> **Description of the task**: Can you transcribe every entry word for word, skipping the images?

> **Records supplied**:
::::::

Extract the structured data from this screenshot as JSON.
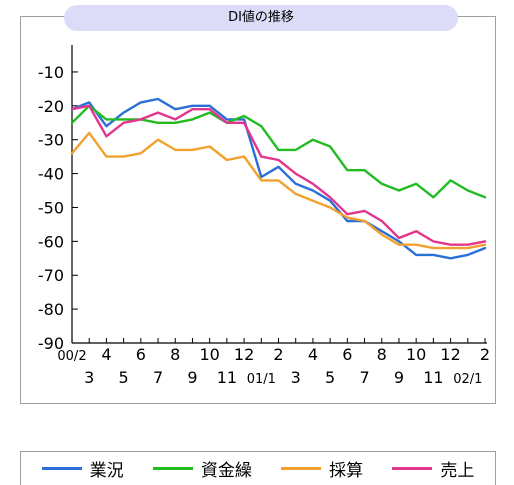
{
  "chart_data": {
    "type": "line",
    "title": "DI値の推移",
    "xlabel": "",
    "ylabel": "",
    "ylim": [
      -90,
      -5
    ],
    "yticks": [
      -10,
      -20,
      -30,
      -40,
      -50,
      -60,
      -70,
      -80,
      -90
    ],
    "x_tick_labels": [
      {
        "i": 0,
        "row": 1,
        "label": "00/2"
      },
      {
        "i": 1,
        "row": 2,
        "label": "3"
      },
      {
        "i": 2,
        "row": 1,
        "label": "4"
      },
      {
        "i": 3,
        "row": 2,
        "label": "5"
      },
      {
        "i": 4,
        "row": 1,
        "label": "6"
      },
      {
        "i": 5,
        "row": 2,
        "label": "7"
      },
      {
        "i": 6,
        "row": 1,
        "label": "8"
      },
      {
        "i": 7,
        "row": 2,
        "label": "9"
      },
      {
        "i": 8,
        "row": 1,
        "label": "10"
      },
      {
        "i": 9,
        "row": 2,
        "label": "11"
      },
      {
        "i": 10,
        "row": 1,
        "label": "12"
      },
      {
        "i": 11,
        "row": 2,
        "label": "01/1"
      },
      {
        "i": 12,
        "row": 1,
        "label": "2"
      },
      {
        "i": 13,
        "row": 2,
        "label": "3"
      },
      {
        "i": 14,
        "row": 1,
        "label": "4"
      },
      {
        "i": 15,
        "row": 2,
        "label": "5"
      },
      {
        "i": 16,
        "row": 1,
        "label": "6"
      },
      {
        "i": 17,
        "row": 2,
        "label": "7"
      },
      {
        "i": 18,
        "row": 1,
        "label": "8"
      },
      {
        "i": 19,
        "row": 2,
        "label": "9"
      },
      {
        "i": 20,
        "row": 1,
        "label": "10"
      },
      {
        "i": 21,
        "row": 2,
        "label": "11"
      },
      {
        "i": 22,
        "row": 1,
        "label": "12"
      },
      {
        "i": 23,
        "row": 2,
        "label": "02/1"
      },
      {
        "i": 24,
        "row": 1,
        "label": "2"
      }
    ],
    "series": [
      {
        "name": "業況",
        "color": "#2a6fd6",
        "values": [
          -21,
          -19,
          -26,
          -22,
          -19,
          -18,
          -21,
          -20,
          -20,
          -24,
          -24,
          -41,
          -38,
          -43,
          -45,
          -48,
          -54,
          -54,
          -57,
          -60,
          -64,
          -64,
          -65,
          -64,
          -62
        ]
      },
      {
        "name": "資金繰",
        "color": "#22bb22",
        "values": [
          -25,
          -20,
          -24,
          -24,
          -24,
          -25,
          -25,
          -24,
          -22,
          -25,
          -23,
          -26,
          -33,
          -33,
          -30,
          -32,
          -39,
          -39,
          -43,
          -45,
          -43,
          -47,
          -42,
          -45,
          -47
        ]
      },
      {
        "name": "採算",
        "color": "#f2a12e",
        "values": [
          -34,
          -28,
          -35,
          -35,
          -34,
          -30,
          -33,
          -33,
          -32,
          -36,
          -35,
          -42,
          -42,
          -46,
          -48,
          -50,
          -53,
          -54,
          -58,
          -61,
          -61,
          -62,
          -62,
          -62,
          -61
        ]
      },
      {
        "name": "売上",
        "color": "#e2358e",
        "values": [
          -21,
          -20,
          -29,
          -25,
          -24,
          -22,
          -24,
          -21,
          -21,
          -25,
          -25,
          -35,
          -36,
          -40,
          -43,
          -47,
          -52,
          -51,
          -54,
          -59,
          -57,
          -60,
          -61,
          -61,
          -60
        ]
      }
    ],
    "legend_position": "bottom",
    "grid": false
  }
}
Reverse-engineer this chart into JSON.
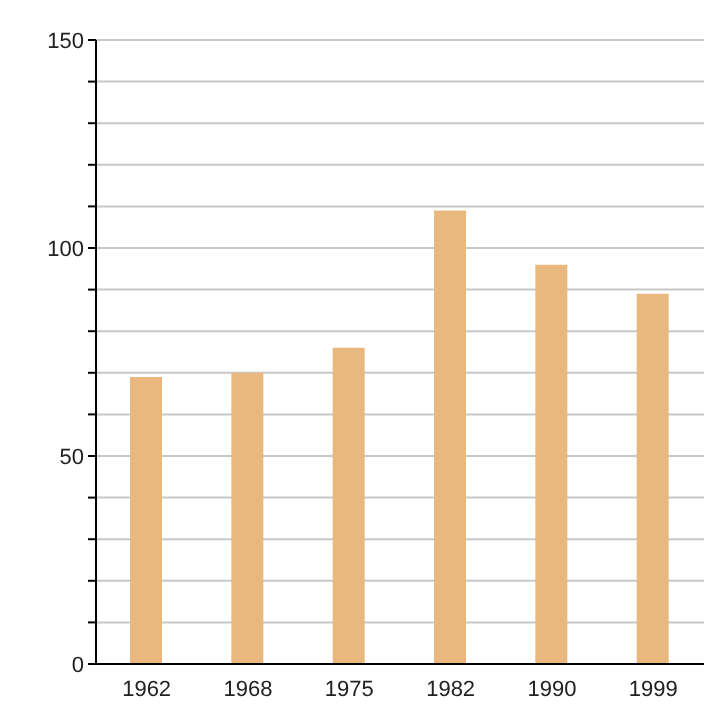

::::::

> **The output**:
Extract the structured data from this screenshot as JSON.
{
  "chart_data": {
    "type": "line",
    "title": "DI値の推移",
    "xlabel": "",
    "ylabel": "",
    "ylim": [
      -90,
      -5
    ],
    "yticks": [
      -10,
      -20,
      -30,
      -40,
      -50,
      -60,
      -70,
      -80,
      -90
    ],
    "x_tick_labels": [
      {
        "i": 0,
        "row": 1,
        "label": "00/2"
      },
      {
        "i": 1,
        "row": 2,
        "label": "3"
      },
      {
        "i": 2,
        "row": 1,
        "label": "4"
      },
      {
        "i": 3,
        "row": 2,
        "label": "5"
      },
      {
        "i": 4,
        "row": 1,
        "label": "6"
      },
      {
        "i": 5,
        "row": 2,
        "label": "7"
      },
      {
        "i": 6,
        "row": 1,
        "label": "8"
      },
      {
        "i": 7,
        "row": 2,
        "label": "9"
      },
      {
        "i": 8,
        "row": 1,
        "label": "10"
      },
      {
        "i": 9,
        "row": 2,
        "label": "11"
      },
      {
        "i": 10,
        "row": 1,
        "label": "12"
      },
      {
        "i": 11,
        "row": 2,
        "label": "01/1"
      },
      {
        "i": 12,
        "row": 1,
        "label": "2"
      },
      {
        "i": 13,
        "row": 2,
        "label": "3"
      },
      {
        "i": 14,
        "row": 1,
        "label": "4"
      },
      {
        "i": 15,
        "row": 2,
        "label": "5"
      },
      {
        "i": 16,
        "row": 1,
        "label": "6"
      },
      {
        "i": 17,
        "row": 2,
        "label": "7"
      },
      {
        "i": 18,
        "row": 1,
        "label": "8"
      },
      {
        "i": 19,
        "row": 2,
        "label": "9"
      },
      {
        "i": 20,
        "row": 1,
        "label": "10"
      },
      {
        "i": 21,
        "row": 2,
        "label": "11"
      },
      {
        "i": 22,
        "row": 1,
        "label": "12"
      },
      {
        "i": 23,
        "row": 2,
        "label": "02/1"
      },
      {
        "i": 24,
        "row": 1,
        "label": "2"
      }
    ],
    "series": [
      {
        "name": "業況",
        "color": "#2a6fd6",
        "values": [
          -21,
          -19,
          -26,
          -22,
          -19,
          -18,
          -21,
          -20,
          -20,
          -24,
          -24,
          -41,
          -38,
          -43,
          -45,
          -48,
          -54,
          -54,
          -57,
          -60,
          -64,
          -64,
          -65,
          -64,
          -62
        ]
      },
      {
        "name": "資金繰",
        "color": "#22bb22",
        "values": [
          -25,
          -20,
          -24,
          -24,
          -24,
          -25,
          -25,
          -24,
          -22,
          -25,
          -23,
          -26,
          -33,
          -33,
          -30,
          -32,
          -39,
          -39,
          -43,
          -45,
          -43,
          -47,
          -42,
          -45,
          -47
        ]
      },
      {
        "name": "採算",
        "color": "#f2a12e",
        "values": [
          -34,
          -28,
          -35,
          -35,
          -34,
          -30,
          -33,
          -33,
          -32,
          -36,
          -35,
          -42,
          -42,
          -46,
          -48,
          -50,
          -53,
          -54,
          -58,
          -61,
          -61,
          -62,
          -62,
          -62,
          -61
        ]
      },
      {
        "name": "売上",
        "color": "#e2358e",
        "values": [
          -21,
          -20,
          -29,
          -25,
          -24,
          -22,
          -24,
          -21,
          -21,
          -25,
          -25,
          -35,
          -36,
          -40,
          -43,
          -47,
          -52,
          -51,
          -54,
          -59,
          -57,
          -60,
          -61,
          -61,
          -60
        ]
      }
    ],
    "legend_position": "bottom",
    "grid": false
  }
}
Reverse-engineer this chart into JSON.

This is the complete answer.